Items from a data source:
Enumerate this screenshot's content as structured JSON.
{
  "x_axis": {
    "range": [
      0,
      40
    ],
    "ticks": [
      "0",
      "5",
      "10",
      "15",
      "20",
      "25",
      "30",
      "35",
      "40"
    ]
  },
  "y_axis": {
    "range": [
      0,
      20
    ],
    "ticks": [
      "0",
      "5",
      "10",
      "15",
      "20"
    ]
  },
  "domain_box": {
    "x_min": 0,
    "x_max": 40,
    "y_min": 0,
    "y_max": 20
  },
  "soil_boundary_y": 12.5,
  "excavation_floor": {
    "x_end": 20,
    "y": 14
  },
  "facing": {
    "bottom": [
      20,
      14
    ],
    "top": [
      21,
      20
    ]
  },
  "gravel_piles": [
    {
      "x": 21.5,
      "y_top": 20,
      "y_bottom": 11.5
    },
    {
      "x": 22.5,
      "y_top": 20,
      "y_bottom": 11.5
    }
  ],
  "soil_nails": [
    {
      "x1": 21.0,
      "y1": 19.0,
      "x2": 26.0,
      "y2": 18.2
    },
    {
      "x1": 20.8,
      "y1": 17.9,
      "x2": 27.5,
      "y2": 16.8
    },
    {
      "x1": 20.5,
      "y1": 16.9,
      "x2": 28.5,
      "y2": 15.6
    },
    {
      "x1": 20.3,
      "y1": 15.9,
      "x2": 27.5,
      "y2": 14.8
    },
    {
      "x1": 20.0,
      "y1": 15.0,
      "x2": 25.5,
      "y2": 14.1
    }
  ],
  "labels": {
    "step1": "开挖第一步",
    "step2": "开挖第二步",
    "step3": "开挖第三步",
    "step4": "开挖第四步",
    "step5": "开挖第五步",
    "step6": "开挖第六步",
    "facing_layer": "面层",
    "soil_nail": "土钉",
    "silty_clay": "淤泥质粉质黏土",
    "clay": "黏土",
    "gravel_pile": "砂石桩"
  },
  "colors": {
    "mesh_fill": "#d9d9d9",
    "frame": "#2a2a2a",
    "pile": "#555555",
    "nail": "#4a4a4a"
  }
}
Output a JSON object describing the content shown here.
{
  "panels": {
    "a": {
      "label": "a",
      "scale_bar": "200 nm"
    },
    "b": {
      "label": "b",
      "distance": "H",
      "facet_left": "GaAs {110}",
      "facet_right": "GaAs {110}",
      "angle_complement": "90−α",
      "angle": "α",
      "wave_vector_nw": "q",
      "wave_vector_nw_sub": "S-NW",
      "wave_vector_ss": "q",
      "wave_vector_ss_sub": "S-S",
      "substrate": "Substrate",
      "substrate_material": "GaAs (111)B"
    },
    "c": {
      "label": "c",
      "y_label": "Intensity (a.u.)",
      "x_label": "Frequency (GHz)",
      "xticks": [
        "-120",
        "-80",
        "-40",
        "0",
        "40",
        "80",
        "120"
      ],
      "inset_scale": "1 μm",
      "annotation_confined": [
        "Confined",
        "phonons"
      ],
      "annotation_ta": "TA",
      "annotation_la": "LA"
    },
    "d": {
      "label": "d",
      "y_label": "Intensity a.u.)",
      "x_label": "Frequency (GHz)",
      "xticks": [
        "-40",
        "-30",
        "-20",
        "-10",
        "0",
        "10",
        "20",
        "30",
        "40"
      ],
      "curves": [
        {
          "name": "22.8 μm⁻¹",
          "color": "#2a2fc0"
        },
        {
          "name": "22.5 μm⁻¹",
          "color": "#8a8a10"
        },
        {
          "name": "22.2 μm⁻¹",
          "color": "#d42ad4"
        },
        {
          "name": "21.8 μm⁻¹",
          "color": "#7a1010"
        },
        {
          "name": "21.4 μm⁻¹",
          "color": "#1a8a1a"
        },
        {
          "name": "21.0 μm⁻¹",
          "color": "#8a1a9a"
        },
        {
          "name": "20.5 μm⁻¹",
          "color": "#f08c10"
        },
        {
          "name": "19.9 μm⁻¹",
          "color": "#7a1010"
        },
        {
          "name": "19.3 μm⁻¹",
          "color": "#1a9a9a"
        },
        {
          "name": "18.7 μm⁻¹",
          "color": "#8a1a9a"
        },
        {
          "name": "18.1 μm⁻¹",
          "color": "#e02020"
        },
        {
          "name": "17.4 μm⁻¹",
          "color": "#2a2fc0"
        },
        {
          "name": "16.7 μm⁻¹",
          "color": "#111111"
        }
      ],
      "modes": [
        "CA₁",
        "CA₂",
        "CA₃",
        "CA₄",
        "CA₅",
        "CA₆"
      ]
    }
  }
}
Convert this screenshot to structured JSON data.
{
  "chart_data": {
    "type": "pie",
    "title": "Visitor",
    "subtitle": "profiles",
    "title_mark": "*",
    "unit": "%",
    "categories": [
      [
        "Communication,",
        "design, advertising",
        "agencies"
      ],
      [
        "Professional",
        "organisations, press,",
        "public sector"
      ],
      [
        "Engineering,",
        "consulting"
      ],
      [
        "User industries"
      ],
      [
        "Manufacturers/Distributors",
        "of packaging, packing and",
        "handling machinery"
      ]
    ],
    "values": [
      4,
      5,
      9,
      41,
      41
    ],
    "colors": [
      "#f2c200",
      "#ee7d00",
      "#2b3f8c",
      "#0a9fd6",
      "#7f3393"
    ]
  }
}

* _Goal_
Show every line that contains the word "Intensity".

* _The solution_
      "y_label": "Intensity (a.u.)",
      "y_label": "Intensity a.u.)",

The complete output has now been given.